• Task to carry out:
What is the number of lines in the data that hold the string "boxes"? Reply with that number only.

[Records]
▬▬▬
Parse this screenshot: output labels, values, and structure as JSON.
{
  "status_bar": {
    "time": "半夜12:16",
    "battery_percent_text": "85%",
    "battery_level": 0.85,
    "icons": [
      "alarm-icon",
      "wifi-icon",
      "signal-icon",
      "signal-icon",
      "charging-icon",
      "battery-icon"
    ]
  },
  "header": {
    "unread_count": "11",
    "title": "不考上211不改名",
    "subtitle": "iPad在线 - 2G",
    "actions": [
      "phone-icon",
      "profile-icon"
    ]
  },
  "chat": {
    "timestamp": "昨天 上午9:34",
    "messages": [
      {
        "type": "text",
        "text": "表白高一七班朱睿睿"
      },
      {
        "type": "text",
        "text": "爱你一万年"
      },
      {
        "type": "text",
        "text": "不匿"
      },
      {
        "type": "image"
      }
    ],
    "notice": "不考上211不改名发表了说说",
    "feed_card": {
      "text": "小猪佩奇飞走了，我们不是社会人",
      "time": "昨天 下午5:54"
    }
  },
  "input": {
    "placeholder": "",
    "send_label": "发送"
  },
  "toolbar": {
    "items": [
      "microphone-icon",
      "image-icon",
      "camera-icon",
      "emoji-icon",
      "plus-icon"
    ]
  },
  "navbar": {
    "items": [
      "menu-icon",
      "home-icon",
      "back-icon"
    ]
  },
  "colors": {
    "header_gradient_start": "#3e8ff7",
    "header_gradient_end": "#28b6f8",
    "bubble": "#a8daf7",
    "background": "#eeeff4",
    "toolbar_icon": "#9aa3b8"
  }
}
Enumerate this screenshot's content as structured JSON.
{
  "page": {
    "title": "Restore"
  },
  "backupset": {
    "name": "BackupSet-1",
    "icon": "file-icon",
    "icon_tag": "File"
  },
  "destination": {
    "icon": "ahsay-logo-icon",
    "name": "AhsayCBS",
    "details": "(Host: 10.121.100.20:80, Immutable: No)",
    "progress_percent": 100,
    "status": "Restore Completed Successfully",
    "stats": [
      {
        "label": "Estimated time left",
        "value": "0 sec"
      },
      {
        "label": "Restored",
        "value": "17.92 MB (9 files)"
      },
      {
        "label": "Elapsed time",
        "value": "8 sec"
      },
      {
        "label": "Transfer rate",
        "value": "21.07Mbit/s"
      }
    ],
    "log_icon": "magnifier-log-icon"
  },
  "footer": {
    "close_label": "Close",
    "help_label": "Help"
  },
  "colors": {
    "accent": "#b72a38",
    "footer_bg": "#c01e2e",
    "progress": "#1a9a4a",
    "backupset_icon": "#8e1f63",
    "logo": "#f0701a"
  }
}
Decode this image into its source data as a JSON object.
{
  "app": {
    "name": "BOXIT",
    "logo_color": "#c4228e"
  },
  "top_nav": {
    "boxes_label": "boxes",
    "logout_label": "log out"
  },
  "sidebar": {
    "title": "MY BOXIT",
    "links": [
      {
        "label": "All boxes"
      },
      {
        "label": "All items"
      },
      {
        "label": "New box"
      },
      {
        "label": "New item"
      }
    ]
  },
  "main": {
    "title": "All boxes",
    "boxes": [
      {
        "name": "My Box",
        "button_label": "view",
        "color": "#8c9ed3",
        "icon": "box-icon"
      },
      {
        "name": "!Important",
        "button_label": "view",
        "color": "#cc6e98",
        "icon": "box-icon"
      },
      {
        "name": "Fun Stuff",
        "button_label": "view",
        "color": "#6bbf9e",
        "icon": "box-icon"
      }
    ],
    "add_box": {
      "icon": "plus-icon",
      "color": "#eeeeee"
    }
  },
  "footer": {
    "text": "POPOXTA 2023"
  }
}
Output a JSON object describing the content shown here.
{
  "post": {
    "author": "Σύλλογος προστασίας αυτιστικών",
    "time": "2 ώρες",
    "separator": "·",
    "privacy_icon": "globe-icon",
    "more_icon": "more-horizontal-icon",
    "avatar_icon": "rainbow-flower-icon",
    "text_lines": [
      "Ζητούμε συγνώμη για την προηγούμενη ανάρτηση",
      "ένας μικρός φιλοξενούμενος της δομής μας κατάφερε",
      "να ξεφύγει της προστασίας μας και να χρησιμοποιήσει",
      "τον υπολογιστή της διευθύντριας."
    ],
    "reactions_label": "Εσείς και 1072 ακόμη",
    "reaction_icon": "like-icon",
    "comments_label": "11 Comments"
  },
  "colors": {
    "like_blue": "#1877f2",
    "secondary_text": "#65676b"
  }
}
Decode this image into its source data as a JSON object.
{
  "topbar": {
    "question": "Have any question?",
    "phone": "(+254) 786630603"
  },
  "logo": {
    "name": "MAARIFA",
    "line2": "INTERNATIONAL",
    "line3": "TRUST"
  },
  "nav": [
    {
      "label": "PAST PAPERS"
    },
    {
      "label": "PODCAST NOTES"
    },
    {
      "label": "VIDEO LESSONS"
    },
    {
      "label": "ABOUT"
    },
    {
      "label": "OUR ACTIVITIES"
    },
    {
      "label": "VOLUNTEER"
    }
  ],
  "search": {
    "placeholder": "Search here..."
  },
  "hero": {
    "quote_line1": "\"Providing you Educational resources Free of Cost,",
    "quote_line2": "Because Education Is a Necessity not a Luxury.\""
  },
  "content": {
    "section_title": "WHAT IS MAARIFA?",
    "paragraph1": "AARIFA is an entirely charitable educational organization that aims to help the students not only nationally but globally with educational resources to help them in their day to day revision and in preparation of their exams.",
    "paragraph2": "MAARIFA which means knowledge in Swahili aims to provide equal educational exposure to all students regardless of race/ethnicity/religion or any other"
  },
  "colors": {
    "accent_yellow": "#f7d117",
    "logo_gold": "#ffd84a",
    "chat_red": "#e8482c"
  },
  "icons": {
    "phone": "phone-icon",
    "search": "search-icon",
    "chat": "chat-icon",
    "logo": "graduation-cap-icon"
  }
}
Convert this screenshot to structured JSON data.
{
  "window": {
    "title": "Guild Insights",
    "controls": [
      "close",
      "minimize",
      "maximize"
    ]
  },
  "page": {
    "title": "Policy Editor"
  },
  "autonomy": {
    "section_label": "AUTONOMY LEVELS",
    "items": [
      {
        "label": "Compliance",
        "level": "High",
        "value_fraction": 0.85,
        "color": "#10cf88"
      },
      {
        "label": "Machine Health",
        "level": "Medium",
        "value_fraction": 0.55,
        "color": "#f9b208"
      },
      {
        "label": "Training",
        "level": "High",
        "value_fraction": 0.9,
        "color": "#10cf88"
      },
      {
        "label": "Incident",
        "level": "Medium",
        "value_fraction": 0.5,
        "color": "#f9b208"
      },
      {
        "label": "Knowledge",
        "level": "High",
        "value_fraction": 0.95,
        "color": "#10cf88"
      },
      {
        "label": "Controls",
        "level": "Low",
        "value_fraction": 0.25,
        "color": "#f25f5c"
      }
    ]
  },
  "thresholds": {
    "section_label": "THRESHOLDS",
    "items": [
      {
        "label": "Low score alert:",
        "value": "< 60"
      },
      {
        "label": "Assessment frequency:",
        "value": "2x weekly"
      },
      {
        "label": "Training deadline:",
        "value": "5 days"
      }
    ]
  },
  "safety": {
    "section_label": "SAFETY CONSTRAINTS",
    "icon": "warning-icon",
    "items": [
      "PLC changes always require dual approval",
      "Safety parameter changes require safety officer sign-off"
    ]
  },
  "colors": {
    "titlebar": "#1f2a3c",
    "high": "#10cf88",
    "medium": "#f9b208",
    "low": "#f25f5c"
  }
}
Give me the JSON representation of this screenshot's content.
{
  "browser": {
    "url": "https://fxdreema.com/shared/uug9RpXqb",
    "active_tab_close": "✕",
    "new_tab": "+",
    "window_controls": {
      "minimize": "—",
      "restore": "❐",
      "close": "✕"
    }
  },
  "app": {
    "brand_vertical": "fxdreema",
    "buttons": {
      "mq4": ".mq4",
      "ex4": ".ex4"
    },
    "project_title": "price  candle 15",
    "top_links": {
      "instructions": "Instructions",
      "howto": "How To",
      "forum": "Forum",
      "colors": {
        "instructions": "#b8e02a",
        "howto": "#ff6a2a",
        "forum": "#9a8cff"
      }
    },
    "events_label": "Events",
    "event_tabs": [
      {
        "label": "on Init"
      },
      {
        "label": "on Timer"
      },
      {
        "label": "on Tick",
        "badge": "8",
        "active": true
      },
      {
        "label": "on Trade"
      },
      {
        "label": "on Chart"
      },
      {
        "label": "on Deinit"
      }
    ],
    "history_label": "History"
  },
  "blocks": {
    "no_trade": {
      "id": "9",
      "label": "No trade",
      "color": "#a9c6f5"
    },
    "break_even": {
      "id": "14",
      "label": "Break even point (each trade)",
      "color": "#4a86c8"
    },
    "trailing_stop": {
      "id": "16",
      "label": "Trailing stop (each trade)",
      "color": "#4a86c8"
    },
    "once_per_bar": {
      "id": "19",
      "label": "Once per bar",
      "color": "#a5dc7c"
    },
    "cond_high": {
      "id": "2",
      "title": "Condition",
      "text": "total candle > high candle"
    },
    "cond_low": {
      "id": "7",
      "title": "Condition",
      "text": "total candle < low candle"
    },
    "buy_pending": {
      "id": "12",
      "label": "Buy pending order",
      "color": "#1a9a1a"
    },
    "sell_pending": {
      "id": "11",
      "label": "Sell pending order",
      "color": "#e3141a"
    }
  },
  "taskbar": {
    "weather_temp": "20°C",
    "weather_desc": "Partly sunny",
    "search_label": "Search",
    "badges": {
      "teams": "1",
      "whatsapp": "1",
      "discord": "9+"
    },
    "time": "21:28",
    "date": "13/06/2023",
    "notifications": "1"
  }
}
▬▬▬
• Full output:
4